* **Written problem**
In the listing below, find every line containing "control" and copy it out.

Data records:
□ □ □

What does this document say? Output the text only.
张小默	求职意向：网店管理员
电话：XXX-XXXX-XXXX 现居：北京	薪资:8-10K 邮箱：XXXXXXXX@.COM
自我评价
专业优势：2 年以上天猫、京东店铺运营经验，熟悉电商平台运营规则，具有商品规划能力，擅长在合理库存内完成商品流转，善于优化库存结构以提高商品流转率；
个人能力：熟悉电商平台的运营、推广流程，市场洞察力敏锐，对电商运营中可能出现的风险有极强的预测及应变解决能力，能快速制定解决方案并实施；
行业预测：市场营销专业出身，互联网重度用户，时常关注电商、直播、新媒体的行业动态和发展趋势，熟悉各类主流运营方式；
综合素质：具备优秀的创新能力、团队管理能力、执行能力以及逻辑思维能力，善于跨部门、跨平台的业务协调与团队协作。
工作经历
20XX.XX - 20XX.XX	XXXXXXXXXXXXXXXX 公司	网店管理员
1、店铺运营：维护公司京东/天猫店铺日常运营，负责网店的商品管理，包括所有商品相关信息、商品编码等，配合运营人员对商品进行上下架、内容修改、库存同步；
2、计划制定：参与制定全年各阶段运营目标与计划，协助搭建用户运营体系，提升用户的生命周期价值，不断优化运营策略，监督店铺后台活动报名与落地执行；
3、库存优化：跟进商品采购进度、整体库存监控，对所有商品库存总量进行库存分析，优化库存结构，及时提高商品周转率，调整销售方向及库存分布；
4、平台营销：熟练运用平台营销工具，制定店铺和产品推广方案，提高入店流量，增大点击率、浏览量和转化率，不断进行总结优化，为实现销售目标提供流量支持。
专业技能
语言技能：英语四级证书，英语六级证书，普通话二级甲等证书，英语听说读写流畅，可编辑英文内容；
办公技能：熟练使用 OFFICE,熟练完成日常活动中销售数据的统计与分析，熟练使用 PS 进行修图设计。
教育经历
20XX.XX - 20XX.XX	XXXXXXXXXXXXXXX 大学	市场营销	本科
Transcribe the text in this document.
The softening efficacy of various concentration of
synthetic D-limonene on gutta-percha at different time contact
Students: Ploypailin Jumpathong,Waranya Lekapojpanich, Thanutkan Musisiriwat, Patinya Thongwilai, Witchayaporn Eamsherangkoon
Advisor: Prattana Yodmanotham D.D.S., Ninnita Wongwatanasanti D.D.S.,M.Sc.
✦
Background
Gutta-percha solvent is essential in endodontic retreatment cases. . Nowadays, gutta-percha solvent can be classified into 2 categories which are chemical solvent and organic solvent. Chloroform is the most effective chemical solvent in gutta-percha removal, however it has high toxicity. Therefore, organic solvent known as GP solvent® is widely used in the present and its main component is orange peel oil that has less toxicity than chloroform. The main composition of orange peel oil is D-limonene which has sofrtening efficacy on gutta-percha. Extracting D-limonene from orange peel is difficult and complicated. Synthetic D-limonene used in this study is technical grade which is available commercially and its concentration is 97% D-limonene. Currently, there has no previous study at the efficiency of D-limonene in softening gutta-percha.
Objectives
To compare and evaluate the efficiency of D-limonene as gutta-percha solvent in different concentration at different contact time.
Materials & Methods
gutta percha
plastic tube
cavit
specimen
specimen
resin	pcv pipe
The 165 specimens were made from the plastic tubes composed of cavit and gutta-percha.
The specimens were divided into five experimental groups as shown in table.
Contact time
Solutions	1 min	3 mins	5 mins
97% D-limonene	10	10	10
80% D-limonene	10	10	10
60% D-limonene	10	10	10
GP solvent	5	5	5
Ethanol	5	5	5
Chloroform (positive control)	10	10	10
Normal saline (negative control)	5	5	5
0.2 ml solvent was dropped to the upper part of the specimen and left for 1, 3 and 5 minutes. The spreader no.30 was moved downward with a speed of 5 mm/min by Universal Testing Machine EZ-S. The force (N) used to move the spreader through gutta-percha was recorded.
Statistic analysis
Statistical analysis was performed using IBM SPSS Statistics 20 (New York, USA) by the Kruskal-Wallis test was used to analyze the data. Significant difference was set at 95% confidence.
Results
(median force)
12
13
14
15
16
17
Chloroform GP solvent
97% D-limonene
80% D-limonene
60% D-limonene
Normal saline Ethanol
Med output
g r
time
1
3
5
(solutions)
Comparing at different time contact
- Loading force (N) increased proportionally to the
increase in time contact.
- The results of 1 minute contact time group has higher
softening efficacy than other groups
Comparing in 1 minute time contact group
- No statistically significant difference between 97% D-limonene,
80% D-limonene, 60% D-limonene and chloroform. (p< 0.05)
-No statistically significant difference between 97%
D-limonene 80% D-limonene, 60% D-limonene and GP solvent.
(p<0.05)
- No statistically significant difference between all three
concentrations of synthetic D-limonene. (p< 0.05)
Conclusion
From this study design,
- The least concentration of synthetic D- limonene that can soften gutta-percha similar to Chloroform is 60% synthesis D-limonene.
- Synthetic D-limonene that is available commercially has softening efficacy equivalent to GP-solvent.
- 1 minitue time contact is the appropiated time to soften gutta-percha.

□ □ □

* **Answer to the task**
Chloroform (positive control)	10	10	10
Normal saline (negative control)	5	5	5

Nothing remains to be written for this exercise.